§ **Given exercise**
Extract the data exactly, missing nothing.

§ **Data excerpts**
□ □ □ □ □ □ □
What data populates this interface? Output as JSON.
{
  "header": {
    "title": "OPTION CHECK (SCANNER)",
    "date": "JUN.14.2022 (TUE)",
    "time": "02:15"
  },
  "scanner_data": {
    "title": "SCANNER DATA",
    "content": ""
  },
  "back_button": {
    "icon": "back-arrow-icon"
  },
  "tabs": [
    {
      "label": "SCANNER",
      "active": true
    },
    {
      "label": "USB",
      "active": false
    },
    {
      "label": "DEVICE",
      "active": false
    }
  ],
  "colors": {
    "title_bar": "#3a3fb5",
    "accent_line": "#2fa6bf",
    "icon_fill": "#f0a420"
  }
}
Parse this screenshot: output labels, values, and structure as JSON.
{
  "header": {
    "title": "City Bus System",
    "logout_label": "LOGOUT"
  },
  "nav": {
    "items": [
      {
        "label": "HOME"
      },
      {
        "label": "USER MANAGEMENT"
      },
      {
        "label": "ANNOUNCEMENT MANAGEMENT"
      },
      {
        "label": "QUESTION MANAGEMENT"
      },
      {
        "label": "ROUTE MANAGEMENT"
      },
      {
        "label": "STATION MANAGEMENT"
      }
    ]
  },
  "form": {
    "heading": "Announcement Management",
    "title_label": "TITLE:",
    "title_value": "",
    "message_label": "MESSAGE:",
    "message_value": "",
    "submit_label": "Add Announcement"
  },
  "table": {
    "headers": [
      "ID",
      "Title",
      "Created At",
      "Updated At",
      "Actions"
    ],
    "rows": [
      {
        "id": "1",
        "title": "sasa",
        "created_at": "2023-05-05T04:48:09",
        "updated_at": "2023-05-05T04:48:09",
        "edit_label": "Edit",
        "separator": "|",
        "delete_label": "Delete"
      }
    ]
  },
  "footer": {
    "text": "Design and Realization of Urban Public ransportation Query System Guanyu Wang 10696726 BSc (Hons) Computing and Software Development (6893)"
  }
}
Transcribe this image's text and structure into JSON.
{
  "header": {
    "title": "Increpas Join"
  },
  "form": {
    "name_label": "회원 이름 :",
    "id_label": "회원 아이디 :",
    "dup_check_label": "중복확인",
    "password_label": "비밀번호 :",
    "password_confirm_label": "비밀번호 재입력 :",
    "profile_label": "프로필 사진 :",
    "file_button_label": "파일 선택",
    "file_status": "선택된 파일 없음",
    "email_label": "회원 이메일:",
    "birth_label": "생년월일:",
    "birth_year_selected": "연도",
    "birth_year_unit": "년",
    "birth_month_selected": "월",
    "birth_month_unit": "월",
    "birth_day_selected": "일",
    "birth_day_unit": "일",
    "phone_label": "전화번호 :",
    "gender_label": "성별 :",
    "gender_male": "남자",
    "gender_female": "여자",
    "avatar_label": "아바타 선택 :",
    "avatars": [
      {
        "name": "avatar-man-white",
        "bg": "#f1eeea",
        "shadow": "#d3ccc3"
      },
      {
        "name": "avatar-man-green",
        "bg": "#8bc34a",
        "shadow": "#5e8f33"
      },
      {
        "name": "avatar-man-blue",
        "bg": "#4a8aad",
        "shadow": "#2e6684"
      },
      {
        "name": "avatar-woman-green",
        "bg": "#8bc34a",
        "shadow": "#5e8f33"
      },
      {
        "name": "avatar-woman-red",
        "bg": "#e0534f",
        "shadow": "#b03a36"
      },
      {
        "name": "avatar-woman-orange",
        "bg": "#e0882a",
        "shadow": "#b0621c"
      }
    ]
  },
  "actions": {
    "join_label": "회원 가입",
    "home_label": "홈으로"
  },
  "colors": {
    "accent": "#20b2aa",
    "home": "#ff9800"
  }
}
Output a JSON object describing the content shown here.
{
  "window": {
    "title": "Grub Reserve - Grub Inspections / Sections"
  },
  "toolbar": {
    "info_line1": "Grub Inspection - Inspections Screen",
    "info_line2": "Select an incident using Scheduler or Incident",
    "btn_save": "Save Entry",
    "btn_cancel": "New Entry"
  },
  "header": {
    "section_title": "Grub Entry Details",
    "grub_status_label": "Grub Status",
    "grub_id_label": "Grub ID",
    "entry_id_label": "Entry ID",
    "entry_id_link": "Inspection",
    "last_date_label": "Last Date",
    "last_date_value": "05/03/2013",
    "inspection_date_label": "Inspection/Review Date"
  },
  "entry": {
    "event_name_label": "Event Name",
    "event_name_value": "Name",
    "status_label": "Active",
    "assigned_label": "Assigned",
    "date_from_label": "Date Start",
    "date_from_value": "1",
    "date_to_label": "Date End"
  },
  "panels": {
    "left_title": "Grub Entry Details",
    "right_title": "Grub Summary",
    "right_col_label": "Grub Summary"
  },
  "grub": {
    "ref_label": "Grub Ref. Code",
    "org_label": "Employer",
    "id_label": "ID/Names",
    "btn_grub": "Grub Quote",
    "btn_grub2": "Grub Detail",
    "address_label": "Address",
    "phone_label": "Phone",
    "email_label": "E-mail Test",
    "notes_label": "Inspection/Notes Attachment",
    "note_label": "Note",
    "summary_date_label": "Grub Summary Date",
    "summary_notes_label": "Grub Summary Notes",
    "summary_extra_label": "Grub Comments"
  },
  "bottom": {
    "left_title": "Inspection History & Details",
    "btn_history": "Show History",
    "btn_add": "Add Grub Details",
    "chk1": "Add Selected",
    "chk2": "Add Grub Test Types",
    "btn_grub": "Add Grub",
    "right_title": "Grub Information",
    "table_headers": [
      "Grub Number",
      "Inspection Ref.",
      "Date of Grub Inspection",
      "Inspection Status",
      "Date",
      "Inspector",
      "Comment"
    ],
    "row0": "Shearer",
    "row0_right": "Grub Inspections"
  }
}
□ □ □ □ □ □ □
§ **Final result**
What data populates this interface? Output as JSON.
{
  "header": {
    "title": "OPTION CHECK (SCANNER)",
    "date": "JUN.14.2022 (TUE)",
    "time": "02:15"
  },
  "scanner_data": {
    "title": "SCANNER DATA",
    "content": ""
  },
  "back_button": {
    "icon": "back-arrow-icon"
  },
  "tabs": [
    {
      "label": "SCANNER",
      "active": true
    },
    {
      "label": "USB",
      "active": false
    },
    {
      "label": "DEVICE",
      "active": false
    }
  ],
  "colors": {
    "title_bar": "#3a3fb5",
    "accent_line": "#2fa6bf",
    "icon_fill": "#f0a420"
  }
}
Parse this screenshot: output labels, values, and structure as JSON.
{
  "header": {
    "title": "City Bus System",
    "logout_label": "LOGOUT"
  },
  "nav": {
    "items": [
      {
        "label": "HOME"
      },
      {
        "label": "USER MANAGEMENT"
      },
      {
        "label": "ANNOUNCEMENT MANAGEMENT"
      },
      {
        "label": "QUESTION MANAGEMENT"
      },
      {
        "label": "ROUTE MANAGEMENT"
      },
      {
        "label": "STATION MANAGEMENT"
      }
    ]
  },
  "form": {
    "heading": "Announcement Management",
    "title_label": "TITLE:",
    "title_value": "",
    "message_label": "MESSAGE:",
    "message_value": "",
    "submit_label": "Add Announcement"
  },
  "table": {
    "headers": [
      "ID",
      "Title",
      "Created At",
      "Updated At",
      "Actions"
    ],
    "rows": [
      {
        "id": "1",
        "title": "sasa",
        "created_at": "2023-05-05T04:48:09",
        "updated_at": "2023-05-05T04:48:09",
        "edit_label": "Edit",
        "separator": "|",
        "delete_label": "Delete"
      }
    ]
  },
  "footer": {
    "text": "Design and Realization of Urban Public ransportation Query System Guanyu Wang 10696726 BSc (Hons) Computing and Software Development (6893)"
  }
}
Transcribe this image's text and structure into JSON.
{
  "header": {
    "title": "Increpas Join"
  },
  "form": {
    "name_label": "회원 이름 :",
    "id_label": "회원 아이디 :",
    "dup_check_label": "중복확인",
    "password_label": "비밀번호 :",
    "password_confirm_label": "비밀번호 재입력 :",
    "profile_label": "프로필 사진 :",
    "file_button_label": "파일 선택",
    "file_status": "선택된 파일 없음",
    "email_label": "회원 이메일:",
    "birth_label": "생년월일:",
    "birth_year_selected": "연도",
    "birth_year_unit": "년",
    "birth_month_selected": "월",
    "birth_month_unit": "월",
    "birth_day_selected": "일",
    "birth_day_unit": "일",
    "phone_label": "전화번호 :",
    "gender_label": "성별 :",
    "gender_male": "남자",
    "gender_female": "여자",
    "avatar_label": "아바타 선택 :",
    "avatars": [
      {
        "name": "avatar-man-white",
        "bg": "#f1eeea",
        "shadow": "#d3ccc3"
      },
      {
        "name": "avatar-man-green",
        "bg": "#8bc34a",
        "shadow": "#5e8f33"
      },
      {
        "name": "avatar-man-blue",
        "bg": "#4a8aad",
        "shadow": "#2e6684"
      },
      {
        "name": "avatar-woman-green",
        "bg": "#8bc34a",
        "shadow": "#5e8f33"
      },
      {
        "name": "avatar-woman-red",
        "bg": "#e0534f",
        "shadow": "#b03a36"
      },
      {
        "name": "avatar-woman-orange",
        "bg": "#e0882a",
        "shadow": "#b0621c"
      }
    ]
  },
  "actions": {
    "join_label": "회원 가입",
    "home_label": "홈으로"
  },
  "colors": {
    "accent": "#20b2aa",
    "home": "#ff9800"
  }
}
Output a JSON object describing the content shown here.
{
  "window": {
    "title": "Grub Reserve - Grub Inspections / Sections"
  },
  "toolbar": {
    "info_line1": "Grub Inspection - Inspections Screen",
    "info_line2": "Select an incident using Scheduler or Incident",
    "btn_save": "Save Entry",
    "btn_cancel": "New Entry"
  },
  "header": {
    "section_title": "Grub Entry Details",
    "grub_status_label": "Grub Status",
    "grub_id_label": "Grub ID",
    "entry_id_label": "Entry ID",
    "entry_id_link": "Inspection",
    "last_date_label": "Last Date",
    "last_date_value": "05/03/2013",
    "inspection_date_label": "Inspection/Review Date"
  },
  "entry": {
    "event_name_label": "Event Name",
    "event_name_value": "Name",
    "status_label": "Active",
    "assigned_label": "Assigned",
    "date_from_label": "Date Start",
    "date_from_value": "1",
    "date_to_label": "Date End"
  },
  "panels": {
    "left_title": "Grub Entry Details",
    "right_title": "Grub Summary",
    "right_col_label": "Grub Summary"
  },
  "grub": {
    "ref_label": "Grub Ref. Code",
    "org_label": "Employer",
    "id_label": "ID/Names",
    "btn_grub": "Grub Quote",
    "btn_grub2": "Grub Detail",
    "address_label": "Address",
    "phone_label": "Phone",
    "email_label": "E-mail Test",
    "notes_label": "Inspection/Notes Attachment",
    "note_label": "Note",
    "summary_date_label": "Grub Summary Date",
    "summary_notes_label": "Grub Summary Notes",
    "summary_extra_label": "Grub Comments"
  },
  "bottom": {
    "left_title": "Inspection History & Details",
    "btn_history": "Show History",
    "btn_add": "Add Grub Details",
    "chk1": "Add Selected",
    "chk2": "Add Grub Test Types",
    "btn_grub": "Add Grub",
    "right_title": "Grub Information",
    "table_headers": [
      "Grub Number",
      "Inspection Ref.",
      "Date of Grub Inspection",
      "Inspection Status",
      "Date",
      "Inspector",
      "Comment"
    ],
    "row0": "Shearer",
    "row0_right": "Grub Inspections"
  }
}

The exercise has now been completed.